EXERCISE BRIEF >>
Return the listing below in full, with every line exactly as it is.
┏━━
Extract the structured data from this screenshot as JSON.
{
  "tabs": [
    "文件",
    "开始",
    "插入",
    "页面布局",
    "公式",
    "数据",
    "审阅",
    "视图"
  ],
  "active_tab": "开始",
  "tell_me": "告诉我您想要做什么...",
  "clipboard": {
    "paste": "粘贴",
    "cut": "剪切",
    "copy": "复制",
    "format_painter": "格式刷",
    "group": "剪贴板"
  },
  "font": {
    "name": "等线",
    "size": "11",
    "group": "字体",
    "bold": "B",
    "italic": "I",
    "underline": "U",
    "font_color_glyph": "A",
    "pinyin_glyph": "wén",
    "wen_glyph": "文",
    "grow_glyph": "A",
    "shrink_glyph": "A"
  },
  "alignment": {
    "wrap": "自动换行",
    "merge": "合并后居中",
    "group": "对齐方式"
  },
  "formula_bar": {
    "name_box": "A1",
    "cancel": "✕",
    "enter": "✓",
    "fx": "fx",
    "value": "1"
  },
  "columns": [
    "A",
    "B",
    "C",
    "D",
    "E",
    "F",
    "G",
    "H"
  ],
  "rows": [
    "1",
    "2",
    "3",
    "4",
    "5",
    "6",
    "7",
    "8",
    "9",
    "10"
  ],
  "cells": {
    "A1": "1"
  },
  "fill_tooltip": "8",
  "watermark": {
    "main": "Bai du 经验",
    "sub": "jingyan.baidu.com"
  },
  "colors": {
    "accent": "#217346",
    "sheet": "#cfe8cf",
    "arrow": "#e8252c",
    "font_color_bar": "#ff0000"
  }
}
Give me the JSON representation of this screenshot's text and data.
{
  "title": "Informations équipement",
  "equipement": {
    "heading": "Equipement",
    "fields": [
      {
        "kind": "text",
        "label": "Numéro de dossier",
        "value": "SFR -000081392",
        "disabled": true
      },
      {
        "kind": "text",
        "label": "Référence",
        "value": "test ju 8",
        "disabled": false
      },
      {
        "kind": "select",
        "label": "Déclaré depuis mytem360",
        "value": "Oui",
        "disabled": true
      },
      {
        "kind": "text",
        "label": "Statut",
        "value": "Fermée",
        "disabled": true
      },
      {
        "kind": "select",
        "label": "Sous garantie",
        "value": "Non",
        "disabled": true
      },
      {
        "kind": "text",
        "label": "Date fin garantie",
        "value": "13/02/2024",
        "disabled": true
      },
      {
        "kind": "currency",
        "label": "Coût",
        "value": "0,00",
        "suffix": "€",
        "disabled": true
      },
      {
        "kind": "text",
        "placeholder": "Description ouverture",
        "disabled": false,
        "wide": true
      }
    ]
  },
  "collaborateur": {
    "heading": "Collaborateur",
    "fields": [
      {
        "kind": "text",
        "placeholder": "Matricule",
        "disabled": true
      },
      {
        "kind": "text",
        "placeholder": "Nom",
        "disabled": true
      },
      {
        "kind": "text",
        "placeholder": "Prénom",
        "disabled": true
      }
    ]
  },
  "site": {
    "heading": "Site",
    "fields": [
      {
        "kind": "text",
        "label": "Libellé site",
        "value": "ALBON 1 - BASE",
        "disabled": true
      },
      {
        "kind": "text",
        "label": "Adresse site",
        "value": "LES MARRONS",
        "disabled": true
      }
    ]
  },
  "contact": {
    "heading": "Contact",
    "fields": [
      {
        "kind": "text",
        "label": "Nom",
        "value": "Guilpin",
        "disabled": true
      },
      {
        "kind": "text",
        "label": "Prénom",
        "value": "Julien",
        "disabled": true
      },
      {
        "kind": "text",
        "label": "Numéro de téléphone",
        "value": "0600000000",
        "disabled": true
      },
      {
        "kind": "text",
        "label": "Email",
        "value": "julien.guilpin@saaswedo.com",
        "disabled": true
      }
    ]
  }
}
┗━━
OUTPUT OF THE TASK >>
Extract the structured data from this screenshot as JSON.
{
  "tabs": [
    "文件",
    "开始",
    "插入",
    "页面布局",
    "公式",
    "数据",
    "审阅",
    "视图"
  ],
  "active_tab": "开始",
  "tell_me": "告诉我您想要做什么...",
  "clipboard": {
    "paste": "粘贴",
    "cut": "剪切",
    "copy": "复制",
    "format_painter": "格式刷",
    "group": "剪贴板"
  },
  "font": {
    "name": "等线",
    "size": "11",
    "group": "字体",
    "bold": "B",
    "italic": "I",
    "underline": "U",
    "font_color_glyph": "A",
    "pinyin_glyph": "wén",
    "wen_glyph": "文",
    "grow_glyph": "A",
    "shrink_glyph": "A"
  },
  "alignment": {
    "wrap": "自动换行",
    "merge": "合并后居中",
    "group": "对齐方式"
  },
  "formula_bar": {
    "name_box": "A1",
    "cancel": "✕",
    "enter": "✓",
    "fx": "fx",
    "value": "1"
  },
  "columns": [
    "A",
    "B",
    "C",
    "D",
    "E",
    "F",
    "G",
    "H"
  ],
  "rows": [
    "1",
    "2",
    "3",
    "4",
    "5",
    "6",
    "7",
    "8",
    "9",
    "10"
  ],
  "cells": {
    "A1": "1"
  },
  "fill_tooltip": "8",
  "watermark": {
    "main": "Bai du 经验",
    "sub": "jingyan.baidu.com"
  },
  "colors": {
    "accent": "#217346",
    "sheet": "#cfe8cf",
    "arrow": "#e8252c",
    "font_color_bar": "#ff0000"
  }
}
Give me the JSON representation of this screenshot's text and data.
{
  "title": "Informations équipement",
  "equipement": {
    "heading": "Equipement",
    "fields": [
      {
        "kind": "text",
        "label": "Numéro de dossier",
        "value": "SFR -000081392",
        "disabled": true
      },
      {
        "kind": "text",
        "label": "Référence",
        "value": "test ju 8",
        "disabled": false
      },
      {
        "kind": "select",
        "label": "Déclaré depuis mytem360",
        "value": "Oui",
        "disabled": true
      },
      {
        "kind": "text",
        "label": "Statut",
        "value": "Fermée",
        "disabled": true
      },
      {
        "kind": "select",
        "label": "Sous garantie",
        "value": "Non",
        "disabled": true
      },
      {
        "kind": "text",
        "label": "Date fin garantie",
        "value": "13/02/2024",
        "disabled": true
      },
      {
        "kind": "currency",
        "label": "Coût",
        "value": "0,00",
        "suffix": "€",
        "disabled": true
      },
      {
        "kind": "text",
        "placeholder": "Description ouverture",
        "disabled": false,
        "wide": true
      }
    ]
  },
  "collaborateur": {
    "heading": "Collaborateur",
    "fields": [
      {
        "kind": "text",
        "placeholder": "Matricule",
        "disabled": true
      },
      {
        "kind": "text",
        "placeholder": "Nom",
        "disabled": true
      },
      {
        "kind": "text",
        "placeholder": "Prénom",
        "disabled": true
      }
    ]
  },
  "site": {
    "heading": "Site",
    "fields": [
      {
        "kind": "text",
        "label": "Libellé site",
        "value": "ALBON 1 - BASE",
        "disabled": true
      },
      {
        "kind": "text",
        "label": "Adresse site",
        "value": "LES MARRONS",
        "disabled": true
      }
    ]
  },
  "contact": {
    "heading": "Contact",
    "fields": [
      {
        "kind": "text",
        "label": "Nom",
        "value": "Guilpin",
        "disabled": true
      },
      {
        "kind": "text",
        "label": "Prénom",
        "value": "Julien",
        "disabled": true
      },
      {
        "kind": "text",
        "label": "Numéro de téléphone",
        "value": "0600000000",
        "disabled": true
      },
      {
        "kind": "text",
        "label": "Email",
        "value": "julien.guilpin@saaswedo.com",
        "disabled": true
      }
    ]
  }
}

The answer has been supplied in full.